» **Required work**: Quote the entries that follow exactly, leaving none out.

##### Supplied data #####

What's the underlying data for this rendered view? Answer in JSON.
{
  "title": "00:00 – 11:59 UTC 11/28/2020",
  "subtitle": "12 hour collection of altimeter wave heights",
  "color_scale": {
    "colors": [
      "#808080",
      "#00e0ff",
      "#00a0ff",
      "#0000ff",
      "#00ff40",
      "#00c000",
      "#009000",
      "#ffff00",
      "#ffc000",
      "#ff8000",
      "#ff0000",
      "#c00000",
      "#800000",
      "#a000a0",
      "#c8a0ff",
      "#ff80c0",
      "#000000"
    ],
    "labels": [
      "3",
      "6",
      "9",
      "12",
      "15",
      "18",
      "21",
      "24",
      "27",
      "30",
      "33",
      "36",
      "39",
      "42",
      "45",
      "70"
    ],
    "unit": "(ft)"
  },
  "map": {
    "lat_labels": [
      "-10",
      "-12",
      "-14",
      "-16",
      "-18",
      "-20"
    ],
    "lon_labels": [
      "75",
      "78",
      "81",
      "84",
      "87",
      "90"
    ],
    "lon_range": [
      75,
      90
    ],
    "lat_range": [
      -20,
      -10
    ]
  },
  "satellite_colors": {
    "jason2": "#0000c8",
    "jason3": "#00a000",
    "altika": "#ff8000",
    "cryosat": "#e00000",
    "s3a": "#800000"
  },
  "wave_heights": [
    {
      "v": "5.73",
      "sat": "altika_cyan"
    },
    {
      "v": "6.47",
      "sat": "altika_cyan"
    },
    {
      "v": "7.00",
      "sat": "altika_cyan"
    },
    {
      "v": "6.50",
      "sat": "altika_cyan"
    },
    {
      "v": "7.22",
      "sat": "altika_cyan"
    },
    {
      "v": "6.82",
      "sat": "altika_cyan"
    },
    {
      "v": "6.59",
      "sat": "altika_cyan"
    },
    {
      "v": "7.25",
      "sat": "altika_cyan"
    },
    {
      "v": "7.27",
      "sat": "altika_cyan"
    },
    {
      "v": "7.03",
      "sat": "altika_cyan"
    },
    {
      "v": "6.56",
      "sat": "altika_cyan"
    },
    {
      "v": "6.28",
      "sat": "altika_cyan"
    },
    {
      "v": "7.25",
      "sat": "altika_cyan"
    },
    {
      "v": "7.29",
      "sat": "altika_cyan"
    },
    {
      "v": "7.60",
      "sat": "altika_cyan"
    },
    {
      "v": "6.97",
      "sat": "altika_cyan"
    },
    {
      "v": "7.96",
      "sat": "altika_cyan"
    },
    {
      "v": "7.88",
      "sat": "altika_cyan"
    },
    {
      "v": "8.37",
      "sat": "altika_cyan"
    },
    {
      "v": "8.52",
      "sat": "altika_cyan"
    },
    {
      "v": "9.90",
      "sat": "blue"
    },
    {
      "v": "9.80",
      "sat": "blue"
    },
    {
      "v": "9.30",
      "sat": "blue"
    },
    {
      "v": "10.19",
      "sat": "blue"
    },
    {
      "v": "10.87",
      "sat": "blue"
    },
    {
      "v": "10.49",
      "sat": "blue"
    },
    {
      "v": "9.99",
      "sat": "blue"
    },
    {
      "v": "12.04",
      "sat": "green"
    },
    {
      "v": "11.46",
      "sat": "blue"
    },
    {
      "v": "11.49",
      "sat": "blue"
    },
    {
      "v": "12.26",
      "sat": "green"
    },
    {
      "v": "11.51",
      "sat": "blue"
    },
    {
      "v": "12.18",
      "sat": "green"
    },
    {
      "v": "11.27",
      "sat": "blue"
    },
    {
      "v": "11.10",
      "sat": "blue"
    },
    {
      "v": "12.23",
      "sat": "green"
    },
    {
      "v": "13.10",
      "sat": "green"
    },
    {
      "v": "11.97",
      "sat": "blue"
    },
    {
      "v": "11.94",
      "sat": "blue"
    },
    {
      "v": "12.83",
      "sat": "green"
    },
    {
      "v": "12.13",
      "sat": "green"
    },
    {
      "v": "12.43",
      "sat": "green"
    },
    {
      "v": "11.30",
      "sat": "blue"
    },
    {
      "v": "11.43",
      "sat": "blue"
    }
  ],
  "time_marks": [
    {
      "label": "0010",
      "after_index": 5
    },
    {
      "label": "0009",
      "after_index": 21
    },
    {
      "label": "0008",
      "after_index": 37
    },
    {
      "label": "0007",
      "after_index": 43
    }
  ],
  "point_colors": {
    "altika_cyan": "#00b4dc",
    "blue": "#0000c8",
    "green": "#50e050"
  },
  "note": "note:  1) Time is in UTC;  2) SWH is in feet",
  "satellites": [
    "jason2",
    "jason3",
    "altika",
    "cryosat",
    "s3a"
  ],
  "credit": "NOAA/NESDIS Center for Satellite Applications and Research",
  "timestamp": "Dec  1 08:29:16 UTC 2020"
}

#####

» **Exercise response**:
What's the underlying data for this rendered view? Answer in JSON.
{
  "title": "00:00 – 11:59 UTC 11/28/2020",
  "subtitle": "12 hour collection of altimeter wave heights",
  "color_scale": {
    "colors": [
      "#808080",
      "#00e0ff",
      "#00a0ff",
      "#0000ff",
      "#00ff40",
      "#00c000",
      "#009000",
      "#ffff00",
      "#ffc000",
      "#ff8000",
      "#ff0000",
      "#c00000",
      "#800000",
      "#a000a0",
      "#c8a0ff",
      "#ff80c0",
      "#000000"
    ],
    "labels": [
      "3",
      "6",
      "9",
      "12",
      "15",
      "18",
      "21",
      "24",
      "27",
      "30",
      "33",
      "36",
      "39",
      "42",
      "45",
      "70"
    ],
    "unit": "(ft)"
  },
  "map": {
    "lat_labels": [
      "-10",
      "-12",
      "-14",
      "-16",
      "-18",
      "-20"
    ],
    "lon_labels": [
      "75",
      "78",
      "81",
      "84",
      "87",
      "90"
    ],
    "lon_range": [
      75,
      90
    ],
    "lat_range": [
      -20,
      -10
    ]
  },
  "satellite_colors": {
    "jason2": "#0000c8",
    "jason3": "#00a000",
    "altika": "#ff8000",
    "cryosat": "#e00000",
    "s3a": "#800000"
  },
  "wave_heights": [
    {
      "v": "5.73",
      "sat": "altika_cyan"
    },
    {
      "v": "6.47",
      "sat": "altika_cyan"
    },
    {
      "v": "7.00",
      "sat": "altika_cyan"
    },
    {
      "v": "6.50",
      "sat": "altika_cyan"
    },
    {
      "v": "7.22",
      "sat": "altika_cyan"
    },
    {
      "v": "6.82",
      "sat": "altika_cyan"
    },
    {
      "v": "6.59",
      "sat": "altika_cyan"
    },
    {
      "v": "7.25",
      "sat": "altika_cyan"
    },
    {
      "v": "7.27",
      "sat": "altika_cyan"
    },
    {
      "v": "7.03",
      "sat": "altika_cyan"
    },
    {
      "v": "6.56",
      "sat": "altika_cyan"
    },
    {
      "v": "6.28",
      "sat": "altika_cyan"
    },
    {
      "v": "7.25",
      "sat": "altika_cyan"
    },
    {
      "v": "7.29",
      "sat": "altika_cyan"
    },
    {
      "v": "7.60",
      "sat": "altika_cyan"
    },
    {
      "v": "6.97",
      "sat": "altika_cyan"
    },
    {
      "v": "7.96",
      "sat": "altika_cyan"
    },
    {
      "v": "7.88",
      "sat": "altika_cyan"
    },
    {
      "v": "8.37",
      "sat": "altika_cyan"
    },
    {
      "v": "8.52",
      "sat": "altika_cyan"
    },
    {
      "v": "9.90",
      "sat": "blue"
    },
    {
      "v": "9.80",
      "sat": "blue"
    },
    {
      "v": "9.30",
      "sat": "blue"
    },
    {
      "v": "10.19",
      "sat": "blue"
    },
    {
      "v": "10.87",
      "sat": "blue"
    },
    {
      "v": "10.49",
      "sat": "blue"
    },
    {
      "v": "9.99",
      "sat": "blue"
    },
    {
      "v": "12.04",
      "sat": "green"
    },
    {
      "v": "11.46",
      "sat": "blue"
    },
    {
      "v": "11.49",
      "sat": "blue"
    },
    {
      "v": "12.26",
      "sat": "green"
    },
    {
      "v": "11.51",
      "sat": "blue"
    },
    {
      "v": "12.18",
      "sat": "green"
    },
    {
      "v": "11.27",
      "sat": "blue"
    },
    {
      "v": "11.10",
      "sat": "blue"
    },
    {
      "v": "12.23",
      "sat": "green"
    },
    {
      "v": "13.10",
      "sat": "green"
    },
    {
      "v": "11.97",
      "sat": "blue"
    },
    {
      "v": "11.94",
      "sat": "blue"
    },
    {
      "v": "12.83",
      "sat": "green"
    },
    {
      "v": "12.13",
      "sat": "green"
    },
    {
      "v": "12.43",
      "sat": "green"
    },
    {
      "v": "11.30",
      "sat": "blue"
    },
    {
      "v": "11.43",
      "sat": "blue"
    }
  ],
  "time_marks": [
    {
      "label": "0010",
      "after_index": 5
    },
    {
      "label": "0009",
      "after_index": 21
    },
    {
      "label": "0008",
      "after_index": 37
    },
    {
      "label": "0007",
      "after_index": 43
    }
  ],
  "point_colors": {
    "altika_cyan": "#00b4dc",
    "blue": "#0000c8",
    "green": "#50e050"
  },
  "note": "note:  1) Time is in UTC;  2) SWH is in feet",
  "satellites": [
    "jason2",
    "jason3",
    "altika",
    "cryosat",
    "s3a"
  ],
  "credit": "NOAA/NESDIS Center for Satellite Applications and Research",
  "timestamp": "Dec  1 08:29:16 UTC 2020"
}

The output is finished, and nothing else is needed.